_Instruction_. Copy every line of the data that includes the string "Contributions".

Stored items
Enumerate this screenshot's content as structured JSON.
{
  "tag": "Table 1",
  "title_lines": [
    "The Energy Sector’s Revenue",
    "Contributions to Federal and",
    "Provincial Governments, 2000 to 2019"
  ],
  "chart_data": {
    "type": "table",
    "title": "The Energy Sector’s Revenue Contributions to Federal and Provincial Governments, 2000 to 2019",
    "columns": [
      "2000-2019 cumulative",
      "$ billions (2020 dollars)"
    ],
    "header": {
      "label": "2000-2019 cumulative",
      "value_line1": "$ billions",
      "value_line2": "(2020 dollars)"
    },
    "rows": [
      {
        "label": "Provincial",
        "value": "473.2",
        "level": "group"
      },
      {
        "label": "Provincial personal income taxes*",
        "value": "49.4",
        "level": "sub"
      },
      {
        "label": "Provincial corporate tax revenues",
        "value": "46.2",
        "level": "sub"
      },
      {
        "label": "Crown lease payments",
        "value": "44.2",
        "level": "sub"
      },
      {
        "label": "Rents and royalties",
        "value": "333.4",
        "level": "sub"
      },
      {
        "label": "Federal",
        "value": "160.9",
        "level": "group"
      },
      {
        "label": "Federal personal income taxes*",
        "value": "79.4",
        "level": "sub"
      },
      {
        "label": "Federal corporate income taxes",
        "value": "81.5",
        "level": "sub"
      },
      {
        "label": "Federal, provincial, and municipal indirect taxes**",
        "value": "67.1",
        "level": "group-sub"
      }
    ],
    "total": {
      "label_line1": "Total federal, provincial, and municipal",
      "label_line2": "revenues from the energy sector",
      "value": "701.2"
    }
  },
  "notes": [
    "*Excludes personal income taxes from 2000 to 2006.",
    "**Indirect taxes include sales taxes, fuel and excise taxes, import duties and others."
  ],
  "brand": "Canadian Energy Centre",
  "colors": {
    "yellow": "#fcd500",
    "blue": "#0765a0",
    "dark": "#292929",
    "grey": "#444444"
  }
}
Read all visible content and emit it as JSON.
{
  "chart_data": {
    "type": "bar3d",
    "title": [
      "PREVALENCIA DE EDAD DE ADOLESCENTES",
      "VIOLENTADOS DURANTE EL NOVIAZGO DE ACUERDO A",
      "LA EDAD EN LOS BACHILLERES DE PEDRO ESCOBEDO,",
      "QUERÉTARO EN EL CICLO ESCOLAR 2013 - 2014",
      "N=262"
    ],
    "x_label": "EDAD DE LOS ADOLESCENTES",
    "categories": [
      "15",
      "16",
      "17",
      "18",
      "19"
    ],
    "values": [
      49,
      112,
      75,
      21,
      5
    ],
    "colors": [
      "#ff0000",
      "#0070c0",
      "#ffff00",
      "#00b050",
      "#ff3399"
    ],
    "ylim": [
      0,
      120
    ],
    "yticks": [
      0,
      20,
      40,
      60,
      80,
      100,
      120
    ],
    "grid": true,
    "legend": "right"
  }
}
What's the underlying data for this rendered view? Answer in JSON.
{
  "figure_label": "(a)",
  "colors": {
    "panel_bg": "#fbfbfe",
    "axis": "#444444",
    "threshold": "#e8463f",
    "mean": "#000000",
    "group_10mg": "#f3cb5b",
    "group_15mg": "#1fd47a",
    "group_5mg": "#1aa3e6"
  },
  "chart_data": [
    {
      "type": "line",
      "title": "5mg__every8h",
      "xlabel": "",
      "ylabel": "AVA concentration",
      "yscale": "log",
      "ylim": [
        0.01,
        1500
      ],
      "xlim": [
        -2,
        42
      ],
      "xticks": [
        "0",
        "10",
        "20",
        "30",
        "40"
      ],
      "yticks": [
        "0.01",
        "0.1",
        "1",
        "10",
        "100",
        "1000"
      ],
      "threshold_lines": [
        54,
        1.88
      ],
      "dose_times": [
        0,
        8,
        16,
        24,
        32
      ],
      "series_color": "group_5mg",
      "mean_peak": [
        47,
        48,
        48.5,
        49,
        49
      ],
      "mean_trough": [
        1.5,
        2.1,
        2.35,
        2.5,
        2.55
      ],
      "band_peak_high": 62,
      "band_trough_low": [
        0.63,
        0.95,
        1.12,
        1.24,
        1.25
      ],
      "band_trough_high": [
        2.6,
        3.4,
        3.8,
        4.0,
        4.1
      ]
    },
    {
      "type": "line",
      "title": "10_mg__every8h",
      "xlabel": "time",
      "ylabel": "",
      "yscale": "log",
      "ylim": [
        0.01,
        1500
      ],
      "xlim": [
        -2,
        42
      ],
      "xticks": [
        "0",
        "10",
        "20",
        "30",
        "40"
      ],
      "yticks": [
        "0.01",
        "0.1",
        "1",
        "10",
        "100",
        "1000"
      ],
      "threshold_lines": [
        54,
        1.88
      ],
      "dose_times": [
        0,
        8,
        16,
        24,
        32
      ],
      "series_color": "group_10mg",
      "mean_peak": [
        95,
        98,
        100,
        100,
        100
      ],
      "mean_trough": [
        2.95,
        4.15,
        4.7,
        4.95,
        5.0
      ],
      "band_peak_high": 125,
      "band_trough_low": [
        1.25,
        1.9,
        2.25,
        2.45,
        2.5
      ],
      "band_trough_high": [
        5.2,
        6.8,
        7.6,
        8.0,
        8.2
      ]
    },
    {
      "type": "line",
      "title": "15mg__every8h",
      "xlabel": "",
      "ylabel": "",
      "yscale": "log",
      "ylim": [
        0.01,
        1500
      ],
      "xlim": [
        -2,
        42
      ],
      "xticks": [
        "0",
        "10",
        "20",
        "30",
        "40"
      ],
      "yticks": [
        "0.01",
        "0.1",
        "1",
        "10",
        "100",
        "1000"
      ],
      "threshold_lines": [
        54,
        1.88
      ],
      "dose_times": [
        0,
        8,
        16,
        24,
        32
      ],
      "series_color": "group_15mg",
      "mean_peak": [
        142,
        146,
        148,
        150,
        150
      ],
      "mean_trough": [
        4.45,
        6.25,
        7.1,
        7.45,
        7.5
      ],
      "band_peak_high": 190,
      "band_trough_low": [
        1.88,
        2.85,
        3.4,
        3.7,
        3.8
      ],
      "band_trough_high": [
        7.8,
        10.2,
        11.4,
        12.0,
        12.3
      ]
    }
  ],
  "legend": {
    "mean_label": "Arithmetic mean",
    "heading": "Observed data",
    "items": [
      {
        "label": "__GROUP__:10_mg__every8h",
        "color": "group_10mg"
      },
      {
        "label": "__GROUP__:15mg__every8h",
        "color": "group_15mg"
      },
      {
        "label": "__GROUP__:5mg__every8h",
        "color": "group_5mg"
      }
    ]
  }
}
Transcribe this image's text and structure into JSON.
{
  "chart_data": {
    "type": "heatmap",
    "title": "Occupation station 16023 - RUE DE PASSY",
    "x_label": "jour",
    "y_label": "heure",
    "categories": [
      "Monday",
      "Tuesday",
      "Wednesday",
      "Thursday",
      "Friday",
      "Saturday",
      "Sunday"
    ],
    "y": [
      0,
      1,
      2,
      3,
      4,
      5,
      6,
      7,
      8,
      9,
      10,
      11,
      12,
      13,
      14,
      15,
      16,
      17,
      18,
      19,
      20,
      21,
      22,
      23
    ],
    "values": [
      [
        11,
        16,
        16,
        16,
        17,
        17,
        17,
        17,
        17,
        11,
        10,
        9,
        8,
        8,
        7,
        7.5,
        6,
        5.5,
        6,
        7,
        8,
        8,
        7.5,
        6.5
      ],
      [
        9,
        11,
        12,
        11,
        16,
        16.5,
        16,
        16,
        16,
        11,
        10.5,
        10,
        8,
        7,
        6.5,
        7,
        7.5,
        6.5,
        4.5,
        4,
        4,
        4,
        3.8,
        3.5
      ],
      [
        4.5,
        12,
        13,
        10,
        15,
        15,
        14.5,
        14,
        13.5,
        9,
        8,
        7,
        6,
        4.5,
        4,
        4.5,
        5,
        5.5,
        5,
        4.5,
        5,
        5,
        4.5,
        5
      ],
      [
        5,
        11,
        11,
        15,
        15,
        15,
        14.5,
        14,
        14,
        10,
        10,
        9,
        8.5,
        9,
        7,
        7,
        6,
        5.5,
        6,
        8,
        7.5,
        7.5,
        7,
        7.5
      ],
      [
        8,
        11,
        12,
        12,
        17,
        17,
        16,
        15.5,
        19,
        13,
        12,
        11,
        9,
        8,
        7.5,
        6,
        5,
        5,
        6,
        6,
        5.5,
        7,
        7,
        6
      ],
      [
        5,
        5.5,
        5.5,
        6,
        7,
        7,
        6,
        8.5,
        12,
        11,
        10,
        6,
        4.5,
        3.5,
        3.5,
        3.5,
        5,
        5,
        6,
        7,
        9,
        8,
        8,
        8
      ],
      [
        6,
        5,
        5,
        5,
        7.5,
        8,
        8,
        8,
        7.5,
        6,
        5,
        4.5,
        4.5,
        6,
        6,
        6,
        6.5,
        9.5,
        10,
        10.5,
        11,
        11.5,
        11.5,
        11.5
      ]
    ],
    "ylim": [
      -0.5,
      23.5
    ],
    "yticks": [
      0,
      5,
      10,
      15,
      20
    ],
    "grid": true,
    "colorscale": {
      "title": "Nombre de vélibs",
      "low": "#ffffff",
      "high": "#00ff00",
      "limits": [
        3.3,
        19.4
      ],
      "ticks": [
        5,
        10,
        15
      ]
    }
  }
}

_Output of the exercise_.
    "Contributions to Federal and",
    "title": "The Energy Sector’s Revenue Contributions to Federal and Provincial Governments, 2000 to 2019",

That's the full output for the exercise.